__STATED TASK__:
Reproduce exactly the lines from the one containing "What data populates" through the last line of the records below, both included, and nothing else.
◆ ◆ ◆
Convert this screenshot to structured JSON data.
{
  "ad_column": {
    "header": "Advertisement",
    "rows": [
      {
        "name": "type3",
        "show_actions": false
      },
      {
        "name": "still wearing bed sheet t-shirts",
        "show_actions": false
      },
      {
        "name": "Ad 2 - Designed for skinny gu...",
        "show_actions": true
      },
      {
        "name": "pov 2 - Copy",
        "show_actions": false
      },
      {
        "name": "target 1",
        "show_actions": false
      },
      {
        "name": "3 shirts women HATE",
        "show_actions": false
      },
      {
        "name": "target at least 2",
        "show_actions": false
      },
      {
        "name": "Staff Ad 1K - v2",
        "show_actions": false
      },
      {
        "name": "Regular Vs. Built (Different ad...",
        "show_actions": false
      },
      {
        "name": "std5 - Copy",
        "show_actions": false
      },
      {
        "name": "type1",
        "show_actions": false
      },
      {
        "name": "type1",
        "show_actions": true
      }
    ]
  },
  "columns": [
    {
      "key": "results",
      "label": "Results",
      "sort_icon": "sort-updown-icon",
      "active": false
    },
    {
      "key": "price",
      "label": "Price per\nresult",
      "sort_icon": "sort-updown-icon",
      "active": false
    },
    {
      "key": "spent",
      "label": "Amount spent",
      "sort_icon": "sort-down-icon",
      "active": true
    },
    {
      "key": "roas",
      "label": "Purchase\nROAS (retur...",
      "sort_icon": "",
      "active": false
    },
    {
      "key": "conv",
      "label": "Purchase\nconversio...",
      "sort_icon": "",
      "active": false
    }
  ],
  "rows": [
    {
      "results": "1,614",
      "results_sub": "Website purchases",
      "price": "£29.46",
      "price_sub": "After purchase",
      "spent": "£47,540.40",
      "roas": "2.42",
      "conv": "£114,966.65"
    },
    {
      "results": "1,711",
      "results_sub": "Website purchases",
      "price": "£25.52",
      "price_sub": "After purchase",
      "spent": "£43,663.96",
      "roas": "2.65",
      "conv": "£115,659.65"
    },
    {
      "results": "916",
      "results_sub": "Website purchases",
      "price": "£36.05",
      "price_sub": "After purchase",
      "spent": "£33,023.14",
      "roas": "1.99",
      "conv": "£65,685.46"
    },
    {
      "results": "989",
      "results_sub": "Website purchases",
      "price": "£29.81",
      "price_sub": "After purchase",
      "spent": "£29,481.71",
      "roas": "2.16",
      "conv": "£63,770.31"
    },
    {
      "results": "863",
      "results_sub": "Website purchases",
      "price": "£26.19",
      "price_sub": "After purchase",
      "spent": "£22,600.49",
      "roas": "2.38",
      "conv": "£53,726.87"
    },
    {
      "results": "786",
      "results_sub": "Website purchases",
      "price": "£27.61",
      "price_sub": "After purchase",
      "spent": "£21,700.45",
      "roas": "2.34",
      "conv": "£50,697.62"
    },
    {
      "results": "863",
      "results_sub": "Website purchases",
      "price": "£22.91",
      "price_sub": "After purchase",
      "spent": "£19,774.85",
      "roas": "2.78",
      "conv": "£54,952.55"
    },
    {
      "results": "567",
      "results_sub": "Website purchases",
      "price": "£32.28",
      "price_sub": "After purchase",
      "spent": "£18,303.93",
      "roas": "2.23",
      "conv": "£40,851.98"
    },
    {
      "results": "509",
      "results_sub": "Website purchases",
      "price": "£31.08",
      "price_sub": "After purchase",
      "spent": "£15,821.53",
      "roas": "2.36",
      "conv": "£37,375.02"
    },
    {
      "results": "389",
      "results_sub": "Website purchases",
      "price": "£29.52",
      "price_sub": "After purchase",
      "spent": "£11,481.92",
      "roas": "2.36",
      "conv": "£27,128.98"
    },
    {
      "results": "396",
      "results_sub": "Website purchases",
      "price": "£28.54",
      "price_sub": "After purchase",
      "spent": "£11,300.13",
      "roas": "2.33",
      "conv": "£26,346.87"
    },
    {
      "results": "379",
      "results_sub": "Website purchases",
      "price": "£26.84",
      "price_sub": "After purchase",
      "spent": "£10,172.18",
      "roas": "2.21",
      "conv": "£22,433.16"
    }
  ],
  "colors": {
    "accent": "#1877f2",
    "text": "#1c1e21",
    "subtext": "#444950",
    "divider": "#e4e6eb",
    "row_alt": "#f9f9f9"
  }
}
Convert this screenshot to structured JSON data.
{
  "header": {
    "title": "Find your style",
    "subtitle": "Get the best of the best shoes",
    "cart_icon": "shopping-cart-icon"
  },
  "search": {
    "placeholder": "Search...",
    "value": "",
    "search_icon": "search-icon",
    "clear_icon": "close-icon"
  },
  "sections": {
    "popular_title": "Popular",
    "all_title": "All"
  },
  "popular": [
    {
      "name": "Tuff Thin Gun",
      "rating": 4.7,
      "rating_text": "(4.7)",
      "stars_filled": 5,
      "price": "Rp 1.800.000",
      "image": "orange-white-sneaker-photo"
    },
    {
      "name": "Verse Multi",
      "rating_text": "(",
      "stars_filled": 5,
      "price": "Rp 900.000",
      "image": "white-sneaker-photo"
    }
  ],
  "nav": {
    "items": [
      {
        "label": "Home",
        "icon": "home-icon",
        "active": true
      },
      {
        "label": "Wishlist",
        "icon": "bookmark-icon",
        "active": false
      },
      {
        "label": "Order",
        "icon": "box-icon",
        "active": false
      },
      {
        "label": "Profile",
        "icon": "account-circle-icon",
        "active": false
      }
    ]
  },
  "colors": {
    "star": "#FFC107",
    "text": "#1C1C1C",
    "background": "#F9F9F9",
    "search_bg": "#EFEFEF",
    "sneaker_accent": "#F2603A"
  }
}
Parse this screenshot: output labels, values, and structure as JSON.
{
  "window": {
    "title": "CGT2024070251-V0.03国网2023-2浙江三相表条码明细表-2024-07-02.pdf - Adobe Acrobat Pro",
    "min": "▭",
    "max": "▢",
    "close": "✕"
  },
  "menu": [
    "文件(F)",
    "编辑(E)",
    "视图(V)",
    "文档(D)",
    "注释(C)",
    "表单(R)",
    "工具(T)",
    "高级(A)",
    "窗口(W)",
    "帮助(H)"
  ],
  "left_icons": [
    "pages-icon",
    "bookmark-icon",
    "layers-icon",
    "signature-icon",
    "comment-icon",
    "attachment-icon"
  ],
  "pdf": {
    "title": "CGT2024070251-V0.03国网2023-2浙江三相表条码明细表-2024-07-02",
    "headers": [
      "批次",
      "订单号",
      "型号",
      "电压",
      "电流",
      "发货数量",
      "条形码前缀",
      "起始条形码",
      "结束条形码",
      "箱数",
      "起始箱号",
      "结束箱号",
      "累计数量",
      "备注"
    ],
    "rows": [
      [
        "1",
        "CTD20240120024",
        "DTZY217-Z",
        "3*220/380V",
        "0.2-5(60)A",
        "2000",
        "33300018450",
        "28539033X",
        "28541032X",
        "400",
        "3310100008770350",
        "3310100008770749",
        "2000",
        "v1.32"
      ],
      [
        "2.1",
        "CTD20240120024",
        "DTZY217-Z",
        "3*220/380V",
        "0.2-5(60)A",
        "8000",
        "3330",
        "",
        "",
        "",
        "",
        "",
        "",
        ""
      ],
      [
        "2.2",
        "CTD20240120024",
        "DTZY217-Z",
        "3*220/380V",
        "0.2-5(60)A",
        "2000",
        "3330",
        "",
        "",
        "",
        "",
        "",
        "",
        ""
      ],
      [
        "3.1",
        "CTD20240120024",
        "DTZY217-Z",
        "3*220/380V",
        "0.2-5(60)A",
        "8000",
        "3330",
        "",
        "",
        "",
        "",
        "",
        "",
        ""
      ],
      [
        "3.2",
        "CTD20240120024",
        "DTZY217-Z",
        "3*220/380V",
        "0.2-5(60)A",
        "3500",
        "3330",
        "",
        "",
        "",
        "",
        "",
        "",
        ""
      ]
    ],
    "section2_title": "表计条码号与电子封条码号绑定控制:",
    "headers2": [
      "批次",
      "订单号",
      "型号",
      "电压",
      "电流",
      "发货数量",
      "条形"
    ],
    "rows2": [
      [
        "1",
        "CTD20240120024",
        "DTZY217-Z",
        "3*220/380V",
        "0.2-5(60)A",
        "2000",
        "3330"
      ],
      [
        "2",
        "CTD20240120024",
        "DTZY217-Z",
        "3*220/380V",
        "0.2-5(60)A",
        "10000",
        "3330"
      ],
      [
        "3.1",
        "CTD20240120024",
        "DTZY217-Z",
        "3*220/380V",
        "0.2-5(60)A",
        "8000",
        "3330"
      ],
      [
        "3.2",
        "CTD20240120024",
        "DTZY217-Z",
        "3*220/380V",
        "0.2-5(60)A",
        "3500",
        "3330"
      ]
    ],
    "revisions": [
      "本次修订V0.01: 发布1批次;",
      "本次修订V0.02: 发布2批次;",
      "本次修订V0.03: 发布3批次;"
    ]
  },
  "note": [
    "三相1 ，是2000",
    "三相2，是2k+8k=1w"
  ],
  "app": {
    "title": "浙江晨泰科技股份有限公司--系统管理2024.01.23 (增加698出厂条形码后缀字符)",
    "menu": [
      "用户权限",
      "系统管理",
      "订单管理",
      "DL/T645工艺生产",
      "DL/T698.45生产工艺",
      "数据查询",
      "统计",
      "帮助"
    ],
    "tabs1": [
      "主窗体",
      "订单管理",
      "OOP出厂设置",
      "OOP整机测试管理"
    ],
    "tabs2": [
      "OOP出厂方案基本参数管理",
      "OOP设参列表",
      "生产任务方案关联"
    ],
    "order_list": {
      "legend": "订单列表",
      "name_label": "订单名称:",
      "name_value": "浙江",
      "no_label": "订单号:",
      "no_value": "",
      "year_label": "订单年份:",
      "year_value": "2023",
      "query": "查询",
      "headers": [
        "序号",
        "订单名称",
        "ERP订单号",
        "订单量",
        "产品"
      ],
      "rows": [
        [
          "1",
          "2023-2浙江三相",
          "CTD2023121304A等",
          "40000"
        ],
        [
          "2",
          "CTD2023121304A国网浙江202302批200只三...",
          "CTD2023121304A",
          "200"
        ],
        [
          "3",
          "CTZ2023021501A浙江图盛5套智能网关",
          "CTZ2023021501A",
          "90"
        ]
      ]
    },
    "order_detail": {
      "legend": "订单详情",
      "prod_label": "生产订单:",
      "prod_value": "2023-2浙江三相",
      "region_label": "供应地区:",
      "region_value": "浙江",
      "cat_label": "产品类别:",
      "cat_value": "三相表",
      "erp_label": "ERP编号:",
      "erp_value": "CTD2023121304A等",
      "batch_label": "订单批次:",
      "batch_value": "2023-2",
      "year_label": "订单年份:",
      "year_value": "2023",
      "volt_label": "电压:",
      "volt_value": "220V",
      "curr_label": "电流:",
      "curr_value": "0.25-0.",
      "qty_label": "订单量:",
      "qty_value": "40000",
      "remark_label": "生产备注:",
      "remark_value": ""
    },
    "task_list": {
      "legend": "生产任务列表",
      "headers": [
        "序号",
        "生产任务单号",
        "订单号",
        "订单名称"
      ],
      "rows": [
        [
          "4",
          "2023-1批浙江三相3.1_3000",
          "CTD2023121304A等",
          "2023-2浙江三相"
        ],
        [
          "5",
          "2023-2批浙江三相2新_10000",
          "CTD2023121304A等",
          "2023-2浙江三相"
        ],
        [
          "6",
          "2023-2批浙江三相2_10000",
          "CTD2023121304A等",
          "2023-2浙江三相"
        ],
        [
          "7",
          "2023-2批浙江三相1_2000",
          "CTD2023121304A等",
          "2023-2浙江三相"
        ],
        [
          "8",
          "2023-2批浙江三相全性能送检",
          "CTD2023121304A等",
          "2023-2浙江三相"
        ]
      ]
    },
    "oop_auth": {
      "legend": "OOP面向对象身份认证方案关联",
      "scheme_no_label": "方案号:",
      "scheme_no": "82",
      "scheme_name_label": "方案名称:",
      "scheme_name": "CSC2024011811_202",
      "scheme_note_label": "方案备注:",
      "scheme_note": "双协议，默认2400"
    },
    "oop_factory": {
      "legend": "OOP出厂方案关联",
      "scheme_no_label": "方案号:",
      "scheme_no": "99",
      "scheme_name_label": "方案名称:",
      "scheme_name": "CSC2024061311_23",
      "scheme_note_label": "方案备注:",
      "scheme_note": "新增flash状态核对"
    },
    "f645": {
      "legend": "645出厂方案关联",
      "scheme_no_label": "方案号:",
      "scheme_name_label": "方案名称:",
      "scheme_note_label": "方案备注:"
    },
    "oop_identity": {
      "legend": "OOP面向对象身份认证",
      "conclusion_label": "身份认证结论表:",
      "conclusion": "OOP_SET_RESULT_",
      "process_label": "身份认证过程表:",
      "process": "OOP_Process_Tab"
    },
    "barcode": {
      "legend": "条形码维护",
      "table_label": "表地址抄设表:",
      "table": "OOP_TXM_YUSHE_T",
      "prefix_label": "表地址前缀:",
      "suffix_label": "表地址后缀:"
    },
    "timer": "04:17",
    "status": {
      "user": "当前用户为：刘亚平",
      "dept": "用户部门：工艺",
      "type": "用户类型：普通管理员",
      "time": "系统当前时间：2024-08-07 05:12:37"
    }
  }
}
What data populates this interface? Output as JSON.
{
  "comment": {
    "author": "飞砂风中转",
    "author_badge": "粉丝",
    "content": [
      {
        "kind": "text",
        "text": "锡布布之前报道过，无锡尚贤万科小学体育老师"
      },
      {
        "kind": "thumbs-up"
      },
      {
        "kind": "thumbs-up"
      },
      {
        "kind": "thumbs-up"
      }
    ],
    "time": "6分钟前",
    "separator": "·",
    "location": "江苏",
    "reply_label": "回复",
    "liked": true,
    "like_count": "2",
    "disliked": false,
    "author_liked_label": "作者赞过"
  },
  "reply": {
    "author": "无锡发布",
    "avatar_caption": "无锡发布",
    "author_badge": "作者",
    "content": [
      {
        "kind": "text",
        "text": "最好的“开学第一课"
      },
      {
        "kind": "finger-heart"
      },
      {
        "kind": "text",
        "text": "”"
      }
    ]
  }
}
◆ ◆ ◆
__COMPLETED TASK__:
What data populates this interface? Output as JSON.
{
  "comment": {
    "author": "飞砂风中转",
    "author_badge": "粉丝",
    "content": [
      {
        "kind": "text",
        "text": "锡布布之前报道过，无锡尚贤万科小学体育老师"
      },
      {
        "kind": "thumbs-up"
      },
      {
        "kind": "thumbs-up"
      },
      {
        "kind": "thumbs-up"
      }
    ],
    "time": "6分钟前",
    "separator": "·",
    "location": "江苏",
    "reply_label": "回复",
    "liked": true,
    "like_count": "2",
    "disliked": false,
    "author_liked_label": "作者赞过"
  },
  "reply": {
    "author": "无锡发布",
    "avatar_caption": "无锡发布",
    "author_badge": "作者",
    "content": [
      {
        "kind": "text",
        "text": "最好的“开学第一课"
      },
      {
        "kind": "finger-heart"
      },
      {
        "kind": "text",
        "text": "”"
      }
    ]
  }
}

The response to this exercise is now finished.